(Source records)

* * * * * * *

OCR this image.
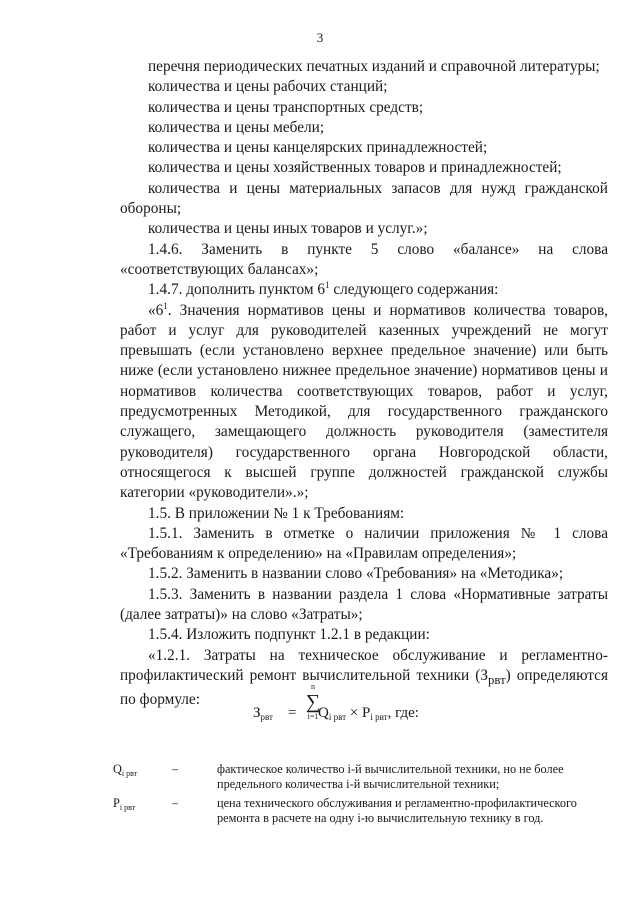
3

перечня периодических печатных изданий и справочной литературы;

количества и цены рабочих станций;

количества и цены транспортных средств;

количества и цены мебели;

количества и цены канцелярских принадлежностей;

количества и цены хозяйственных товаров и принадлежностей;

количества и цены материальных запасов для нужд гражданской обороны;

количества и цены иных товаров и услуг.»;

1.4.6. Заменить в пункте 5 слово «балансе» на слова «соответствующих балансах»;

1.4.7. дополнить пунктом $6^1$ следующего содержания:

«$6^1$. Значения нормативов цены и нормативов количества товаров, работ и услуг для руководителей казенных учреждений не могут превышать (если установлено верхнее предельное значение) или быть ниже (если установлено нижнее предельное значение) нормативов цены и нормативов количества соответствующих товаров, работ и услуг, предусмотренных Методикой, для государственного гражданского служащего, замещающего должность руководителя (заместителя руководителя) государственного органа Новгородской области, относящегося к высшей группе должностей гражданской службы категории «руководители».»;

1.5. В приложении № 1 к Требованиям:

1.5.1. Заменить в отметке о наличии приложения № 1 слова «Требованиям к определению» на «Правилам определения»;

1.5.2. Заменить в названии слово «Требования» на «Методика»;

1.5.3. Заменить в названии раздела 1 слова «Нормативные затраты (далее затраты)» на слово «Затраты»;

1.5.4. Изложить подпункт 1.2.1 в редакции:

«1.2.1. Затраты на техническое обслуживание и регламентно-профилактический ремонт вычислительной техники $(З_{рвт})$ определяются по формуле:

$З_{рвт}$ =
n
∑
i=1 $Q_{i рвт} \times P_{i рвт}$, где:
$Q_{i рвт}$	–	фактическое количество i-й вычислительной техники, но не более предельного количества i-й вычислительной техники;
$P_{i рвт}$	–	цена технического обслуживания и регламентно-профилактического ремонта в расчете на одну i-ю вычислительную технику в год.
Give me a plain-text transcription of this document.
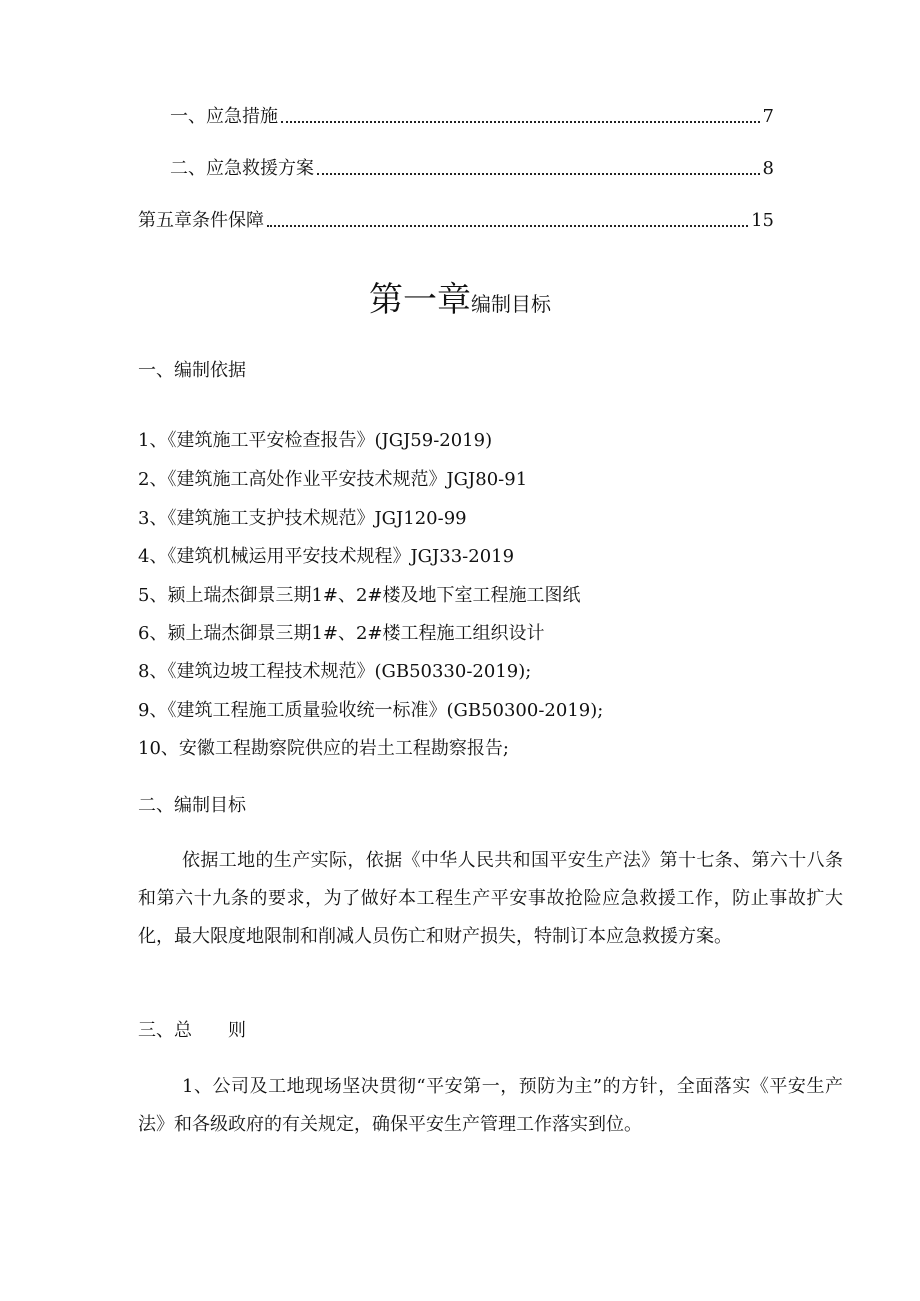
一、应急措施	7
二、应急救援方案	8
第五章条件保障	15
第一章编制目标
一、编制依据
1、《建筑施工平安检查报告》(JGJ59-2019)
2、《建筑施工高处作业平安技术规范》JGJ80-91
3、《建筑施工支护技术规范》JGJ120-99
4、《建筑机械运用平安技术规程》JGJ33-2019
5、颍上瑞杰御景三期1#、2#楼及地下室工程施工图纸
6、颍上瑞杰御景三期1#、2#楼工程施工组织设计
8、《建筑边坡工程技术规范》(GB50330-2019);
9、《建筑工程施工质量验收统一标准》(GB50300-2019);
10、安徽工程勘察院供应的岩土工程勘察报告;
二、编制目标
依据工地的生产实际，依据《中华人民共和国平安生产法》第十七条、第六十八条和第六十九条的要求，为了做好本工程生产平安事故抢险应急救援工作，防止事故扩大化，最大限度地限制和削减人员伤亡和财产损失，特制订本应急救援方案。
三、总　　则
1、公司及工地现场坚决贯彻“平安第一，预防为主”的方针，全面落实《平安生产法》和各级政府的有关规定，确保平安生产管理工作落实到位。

* * * * * * *

• **Instruction**: Which lines in the data above contain "Требованиям"? Show each one.

• **Written solution**:
1.5. В приложении № 1 к Требованиям:
1.5.1. Заменить в отметке о наличии приложения № 1 слова «Требованиям к определению» на «Правилам определения»;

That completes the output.